>> Begin Provided data

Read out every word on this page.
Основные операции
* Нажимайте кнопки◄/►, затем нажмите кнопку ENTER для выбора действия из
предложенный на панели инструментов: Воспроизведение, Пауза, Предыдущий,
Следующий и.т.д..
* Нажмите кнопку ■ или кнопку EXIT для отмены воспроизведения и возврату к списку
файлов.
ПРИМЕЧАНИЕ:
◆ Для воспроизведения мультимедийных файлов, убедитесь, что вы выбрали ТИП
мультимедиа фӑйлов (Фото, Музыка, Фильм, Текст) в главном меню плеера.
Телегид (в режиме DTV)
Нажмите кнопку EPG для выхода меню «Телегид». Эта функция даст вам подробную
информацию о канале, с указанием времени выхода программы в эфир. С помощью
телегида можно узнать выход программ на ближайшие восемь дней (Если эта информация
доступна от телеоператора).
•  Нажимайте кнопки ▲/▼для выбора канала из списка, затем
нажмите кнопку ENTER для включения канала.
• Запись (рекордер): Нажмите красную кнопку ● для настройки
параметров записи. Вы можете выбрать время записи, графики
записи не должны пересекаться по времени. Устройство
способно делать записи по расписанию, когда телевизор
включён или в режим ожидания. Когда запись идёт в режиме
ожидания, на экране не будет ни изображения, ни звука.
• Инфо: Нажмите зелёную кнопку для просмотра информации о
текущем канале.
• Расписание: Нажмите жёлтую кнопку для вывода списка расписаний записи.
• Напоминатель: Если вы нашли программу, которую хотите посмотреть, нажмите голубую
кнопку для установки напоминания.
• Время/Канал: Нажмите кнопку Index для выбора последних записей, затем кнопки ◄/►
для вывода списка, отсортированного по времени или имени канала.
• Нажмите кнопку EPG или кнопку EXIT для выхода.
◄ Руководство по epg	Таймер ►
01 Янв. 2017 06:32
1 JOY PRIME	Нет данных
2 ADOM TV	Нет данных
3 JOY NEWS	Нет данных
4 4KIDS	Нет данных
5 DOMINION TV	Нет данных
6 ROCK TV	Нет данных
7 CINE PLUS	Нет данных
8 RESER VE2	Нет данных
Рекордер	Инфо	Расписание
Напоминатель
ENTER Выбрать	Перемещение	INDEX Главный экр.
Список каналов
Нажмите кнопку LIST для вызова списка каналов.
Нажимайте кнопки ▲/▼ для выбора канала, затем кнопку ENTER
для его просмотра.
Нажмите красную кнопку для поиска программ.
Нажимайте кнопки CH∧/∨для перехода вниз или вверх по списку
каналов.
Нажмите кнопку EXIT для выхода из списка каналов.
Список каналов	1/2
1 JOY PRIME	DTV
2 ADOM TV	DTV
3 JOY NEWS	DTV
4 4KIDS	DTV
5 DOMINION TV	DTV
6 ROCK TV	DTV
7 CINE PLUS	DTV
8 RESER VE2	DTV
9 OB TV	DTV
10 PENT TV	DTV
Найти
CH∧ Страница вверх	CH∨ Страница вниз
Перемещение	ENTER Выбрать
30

>> End Provided data
>> Begin Provided data

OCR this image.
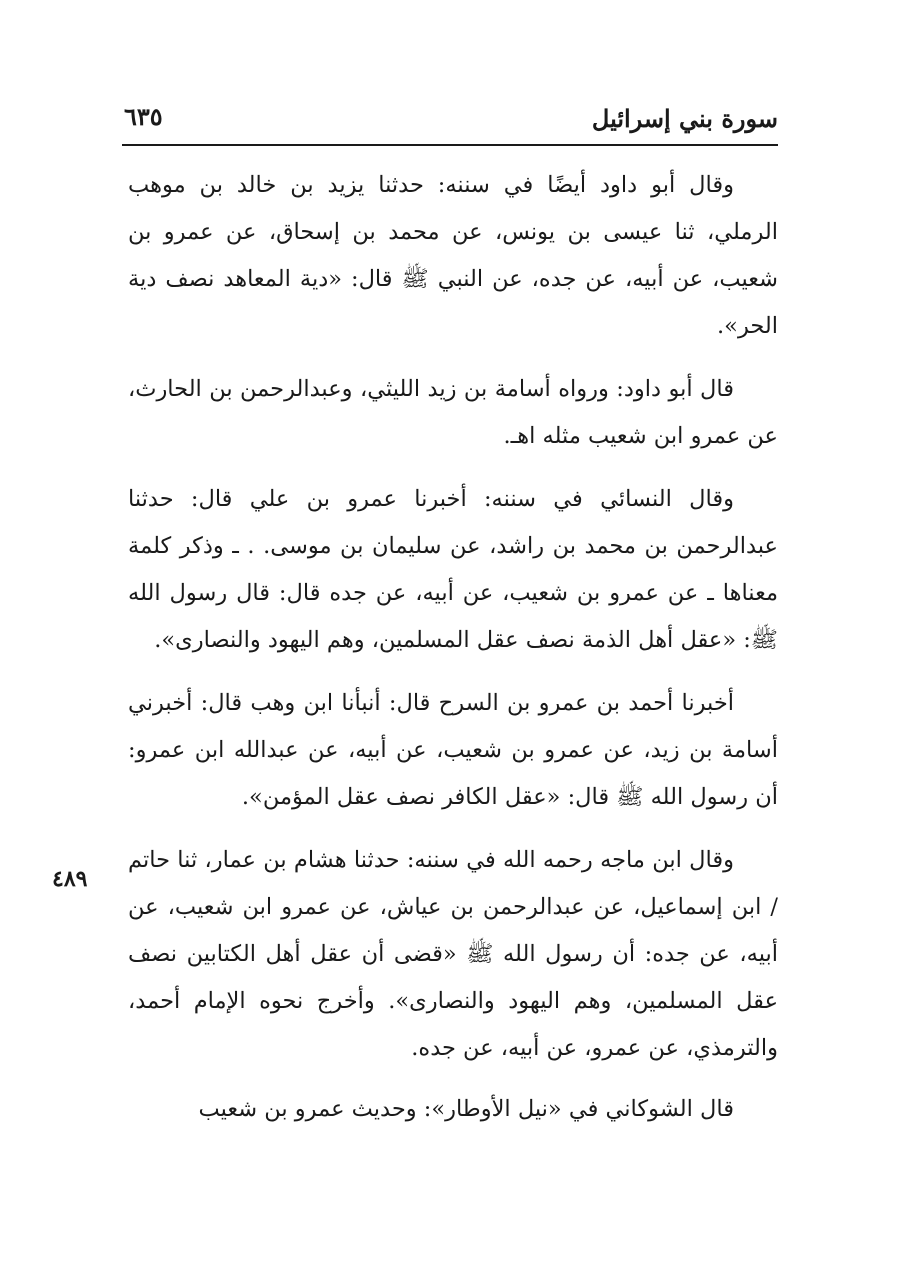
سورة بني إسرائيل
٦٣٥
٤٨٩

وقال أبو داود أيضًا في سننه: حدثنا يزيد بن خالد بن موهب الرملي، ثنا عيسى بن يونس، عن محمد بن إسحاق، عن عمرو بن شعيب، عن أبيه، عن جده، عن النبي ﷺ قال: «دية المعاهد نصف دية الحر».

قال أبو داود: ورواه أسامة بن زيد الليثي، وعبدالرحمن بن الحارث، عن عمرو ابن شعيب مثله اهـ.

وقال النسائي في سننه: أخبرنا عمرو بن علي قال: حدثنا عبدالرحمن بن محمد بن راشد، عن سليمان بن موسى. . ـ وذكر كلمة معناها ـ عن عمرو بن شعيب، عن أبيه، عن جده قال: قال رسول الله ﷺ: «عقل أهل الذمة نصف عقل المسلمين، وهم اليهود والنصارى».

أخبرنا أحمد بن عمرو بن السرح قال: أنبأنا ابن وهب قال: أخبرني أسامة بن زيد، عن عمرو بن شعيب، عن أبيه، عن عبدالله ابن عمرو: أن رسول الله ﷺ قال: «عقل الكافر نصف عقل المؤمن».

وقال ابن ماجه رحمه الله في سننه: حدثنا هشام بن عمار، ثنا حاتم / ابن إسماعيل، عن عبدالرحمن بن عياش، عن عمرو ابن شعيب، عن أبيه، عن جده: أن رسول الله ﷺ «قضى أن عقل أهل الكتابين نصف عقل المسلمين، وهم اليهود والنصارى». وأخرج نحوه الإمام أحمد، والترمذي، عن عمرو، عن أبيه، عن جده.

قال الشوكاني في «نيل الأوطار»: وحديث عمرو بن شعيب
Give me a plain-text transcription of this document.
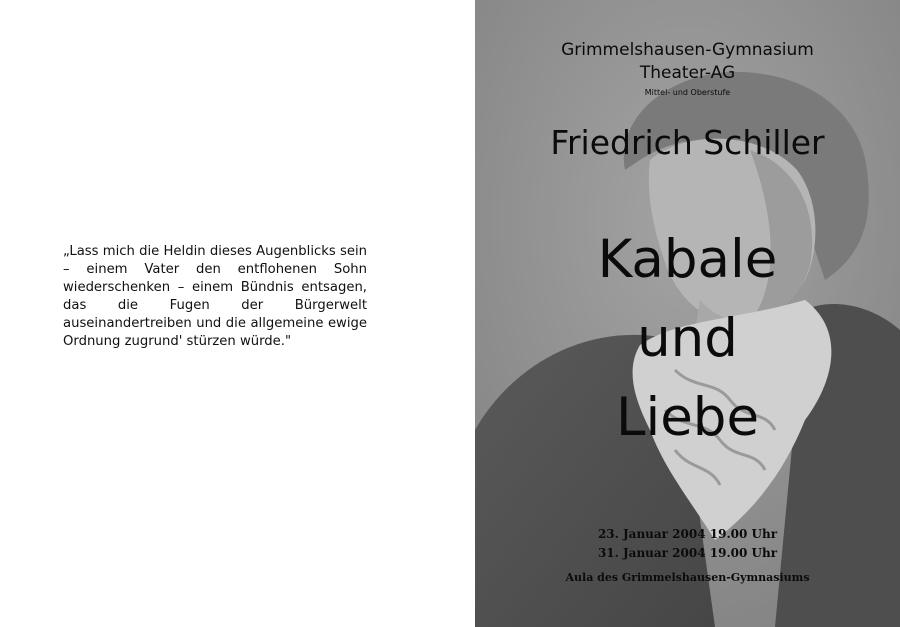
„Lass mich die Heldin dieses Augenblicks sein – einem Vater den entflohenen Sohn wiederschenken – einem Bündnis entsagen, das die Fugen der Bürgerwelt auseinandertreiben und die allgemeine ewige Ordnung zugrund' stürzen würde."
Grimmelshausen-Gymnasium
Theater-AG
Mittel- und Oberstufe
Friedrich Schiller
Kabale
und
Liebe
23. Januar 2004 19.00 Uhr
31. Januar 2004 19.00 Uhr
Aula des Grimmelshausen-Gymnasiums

>> End Provided data
>> Begin Provided data

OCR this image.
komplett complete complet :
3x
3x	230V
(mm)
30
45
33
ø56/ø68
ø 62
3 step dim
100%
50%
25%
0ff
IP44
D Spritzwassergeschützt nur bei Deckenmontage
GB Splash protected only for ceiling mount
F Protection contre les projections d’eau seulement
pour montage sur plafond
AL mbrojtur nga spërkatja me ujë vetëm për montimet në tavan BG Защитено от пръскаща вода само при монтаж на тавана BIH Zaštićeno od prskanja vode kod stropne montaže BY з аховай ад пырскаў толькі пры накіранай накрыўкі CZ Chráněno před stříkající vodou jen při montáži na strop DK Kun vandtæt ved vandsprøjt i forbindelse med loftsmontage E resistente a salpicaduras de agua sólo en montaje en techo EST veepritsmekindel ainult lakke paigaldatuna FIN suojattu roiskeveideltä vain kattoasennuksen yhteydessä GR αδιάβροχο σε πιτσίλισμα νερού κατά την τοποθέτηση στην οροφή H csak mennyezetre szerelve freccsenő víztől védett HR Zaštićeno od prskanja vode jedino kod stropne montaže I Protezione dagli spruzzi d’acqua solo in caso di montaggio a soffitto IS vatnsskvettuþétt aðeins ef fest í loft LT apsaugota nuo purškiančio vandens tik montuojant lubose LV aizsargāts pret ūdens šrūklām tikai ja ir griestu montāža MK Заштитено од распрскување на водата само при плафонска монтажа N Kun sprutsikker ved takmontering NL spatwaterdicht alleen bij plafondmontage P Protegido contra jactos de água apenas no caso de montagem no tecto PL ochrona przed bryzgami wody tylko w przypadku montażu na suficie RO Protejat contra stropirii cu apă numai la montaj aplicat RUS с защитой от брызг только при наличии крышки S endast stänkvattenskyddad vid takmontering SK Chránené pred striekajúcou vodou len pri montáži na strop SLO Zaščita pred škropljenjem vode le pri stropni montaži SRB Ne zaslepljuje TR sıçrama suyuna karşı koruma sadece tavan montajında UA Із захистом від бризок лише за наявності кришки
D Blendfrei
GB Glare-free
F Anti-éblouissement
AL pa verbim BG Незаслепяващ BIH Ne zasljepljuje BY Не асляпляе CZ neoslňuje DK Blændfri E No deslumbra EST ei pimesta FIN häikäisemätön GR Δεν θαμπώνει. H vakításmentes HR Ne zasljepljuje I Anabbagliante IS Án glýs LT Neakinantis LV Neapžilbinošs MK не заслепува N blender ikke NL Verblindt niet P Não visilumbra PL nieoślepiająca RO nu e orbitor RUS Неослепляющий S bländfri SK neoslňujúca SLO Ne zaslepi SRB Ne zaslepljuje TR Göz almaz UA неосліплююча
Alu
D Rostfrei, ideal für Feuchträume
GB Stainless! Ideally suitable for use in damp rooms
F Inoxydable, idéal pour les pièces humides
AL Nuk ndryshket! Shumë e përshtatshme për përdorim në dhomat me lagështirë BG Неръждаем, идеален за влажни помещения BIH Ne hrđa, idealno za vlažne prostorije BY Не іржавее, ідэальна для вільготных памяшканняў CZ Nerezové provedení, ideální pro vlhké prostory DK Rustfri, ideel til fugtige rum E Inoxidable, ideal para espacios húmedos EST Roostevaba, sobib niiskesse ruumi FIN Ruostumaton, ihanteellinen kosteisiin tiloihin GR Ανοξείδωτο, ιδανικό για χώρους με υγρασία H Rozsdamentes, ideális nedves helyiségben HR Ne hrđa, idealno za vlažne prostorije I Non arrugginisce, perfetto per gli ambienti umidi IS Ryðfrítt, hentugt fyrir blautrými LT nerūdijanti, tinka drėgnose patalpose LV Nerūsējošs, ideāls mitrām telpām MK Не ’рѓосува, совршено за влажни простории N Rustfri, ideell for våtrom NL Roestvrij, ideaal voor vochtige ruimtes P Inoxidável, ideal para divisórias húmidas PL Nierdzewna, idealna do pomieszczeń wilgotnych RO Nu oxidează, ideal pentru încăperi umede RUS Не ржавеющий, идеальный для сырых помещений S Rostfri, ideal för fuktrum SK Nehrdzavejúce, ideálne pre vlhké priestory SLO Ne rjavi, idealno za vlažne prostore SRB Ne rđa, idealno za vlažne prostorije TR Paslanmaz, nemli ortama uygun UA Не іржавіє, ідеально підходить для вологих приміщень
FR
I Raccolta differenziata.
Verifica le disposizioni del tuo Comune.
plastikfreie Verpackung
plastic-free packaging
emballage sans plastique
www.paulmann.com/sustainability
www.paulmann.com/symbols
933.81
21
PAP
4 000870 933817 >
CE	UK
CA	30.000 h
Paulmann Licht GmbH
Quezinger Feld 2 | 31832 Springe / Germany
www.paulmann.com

>> End Provided data

Using the listing, copy every line where the word "файлов" shows up.

**The answer:**
файлов.
◆ Для воспроизведения мультимедийных файлов, убедитесь, что вы выбрали ТИП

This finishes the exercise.